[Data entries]
[BEGIN]
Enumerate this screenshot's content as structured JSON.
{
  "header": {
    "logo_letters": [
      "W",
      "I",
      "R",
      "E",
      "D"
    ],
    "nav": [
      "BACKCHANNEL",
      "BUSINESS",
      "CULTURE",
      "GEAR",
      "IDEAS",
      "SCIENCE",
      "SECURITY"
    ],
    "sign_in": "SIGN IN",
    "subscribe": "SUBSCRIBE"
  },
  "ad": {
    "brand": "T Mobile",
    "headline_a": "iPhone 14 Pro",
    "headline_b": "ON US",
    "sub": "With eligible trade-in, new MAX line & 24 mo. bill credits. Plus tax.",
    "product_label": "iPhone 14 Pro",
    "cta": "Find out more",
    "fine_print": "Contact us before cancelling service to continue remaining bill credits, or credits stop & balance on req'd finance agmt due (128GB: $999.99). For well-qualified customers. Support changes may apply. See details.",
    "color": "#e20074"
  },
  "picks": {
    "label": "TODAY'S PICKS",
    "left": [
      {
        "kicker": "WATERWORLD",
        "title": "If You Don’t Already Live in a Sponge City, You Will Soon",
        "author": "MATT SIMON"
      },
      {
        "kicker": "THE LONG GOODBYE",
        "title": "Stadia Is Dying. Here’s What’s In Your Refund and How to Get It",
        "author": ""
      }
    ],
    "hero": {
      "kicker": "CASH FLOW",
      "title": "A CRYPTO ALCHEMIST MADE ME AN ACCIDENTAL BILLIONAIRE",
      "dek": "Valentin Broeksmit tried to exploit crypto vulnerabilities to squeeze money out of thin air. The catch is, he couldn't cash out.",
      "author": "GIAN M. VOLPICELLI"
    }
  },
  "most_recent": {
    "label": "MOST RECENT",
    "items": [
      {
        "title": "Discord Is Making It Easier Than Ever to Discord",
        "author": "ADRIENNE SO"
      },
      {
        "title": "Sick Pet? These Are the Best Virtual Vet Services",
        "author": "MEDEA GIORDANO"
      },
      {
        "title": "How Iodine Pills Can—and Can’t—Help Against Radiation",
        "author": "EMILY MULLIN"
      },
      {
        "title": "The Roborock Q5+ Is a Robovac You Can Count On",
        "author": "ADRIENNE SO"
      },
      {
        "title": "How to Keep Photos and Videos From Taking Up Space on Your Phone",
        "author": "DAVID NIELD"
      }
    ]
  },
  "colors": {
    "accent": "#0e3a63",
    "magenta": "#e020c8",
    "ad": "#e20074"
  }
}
[END]
Your task is to give the records above again, exactly.

Enumerate this screenshot's content as structured JSON.
{
  "header": {
    "logo_letters": [
      "W",
      "I",
      "R",
      "E",
      "D"
    ],
    "nav": [
      "BACKCHANNEL",
      "BUSINESS",
      "CULTURE",
      "GEAR",
      "IDEAS",
      "SCIENCE",
      "SECURITY"
    ],
    "sign_in": "SIGN IN",
    "subscribe": "SUBSCRIBE"
  },
  "ad": {
    "brand": "T Mobile",
    "headline_a": "iPhone 14 Pro",
    "headline_b": "ON US",
    "sub": "With eligible trade-in, new MAX line & 24 mo. bill credits. Plus tax.",
    "product_label": "iPhone 14 Pro",
    "cta": "Find out more",
    "fine_print": "Contact us before cancelling service to continue remaining bill credits, or credits stop & balance on req'd finance agmt due (128GB: $999.99). For well-qualified customers. Support changes may apply. See details.",
    "color": "#e20074"
  },
  "picks": {
    "label": "TODAY'S PICKS",
    "left": [
      {
        "kicker": "WATERWORLD",
        "title": "If You Don’t Already Live in a Sponge City, You Will Soon",
        "author": "MATT SIMON"
      },
      {
        "kicker": "THE LONG GOODBYE",
        "title": "Stadia Is Dying. Here’s What’s In Your Refund and How to Get It",
        "author": ""
      }
    ],
    "hero": {
      "kicker": "CASH FLOW",
      "title": "A CRYPTO ALCHEMIST MADE ME AN ACCIDENTAL BILLIONAIRE",
      "dek": "Valentin Broeksmit tried to exploit crypto vulnerabilities to squeeze money out of thin air. The catch is, he couldn't cash out.",
      "author": "GIAN M. VOLPICELLI"
    }
  },
  "most_recent": {
    "label": "MOST RECENT",
    "items": [
      {
        "title": "Discord Is Making It Easier Than Ever to Discord",
        "author": "ADRIENNE SO"
      },
      {
        "title": "Sick Pet? These Are the Best Virtual Vet Services",
        "author": "MEDEA GIORDANO"
      },
      {
        "title": "How Iodine Pills Can—and Can’t—Help Against Radiation",
        "author": "EMILY MULLIN"
      },
      {
        "title": "The Roborock Q5+ Is a Robovac You Can Count On",
        "author": "ADRIENNE SO"
      },
      {
        "title": "How to Keep Photos and Videos From Taking Up Space on Your Phone",
        "author": "DAVID NIELD"
      }
    ]
  },
  "colors": {
    "accent": "#0e3a63",
    "magenta": "#e020c8",
    "ad": "#e20074"
  }
}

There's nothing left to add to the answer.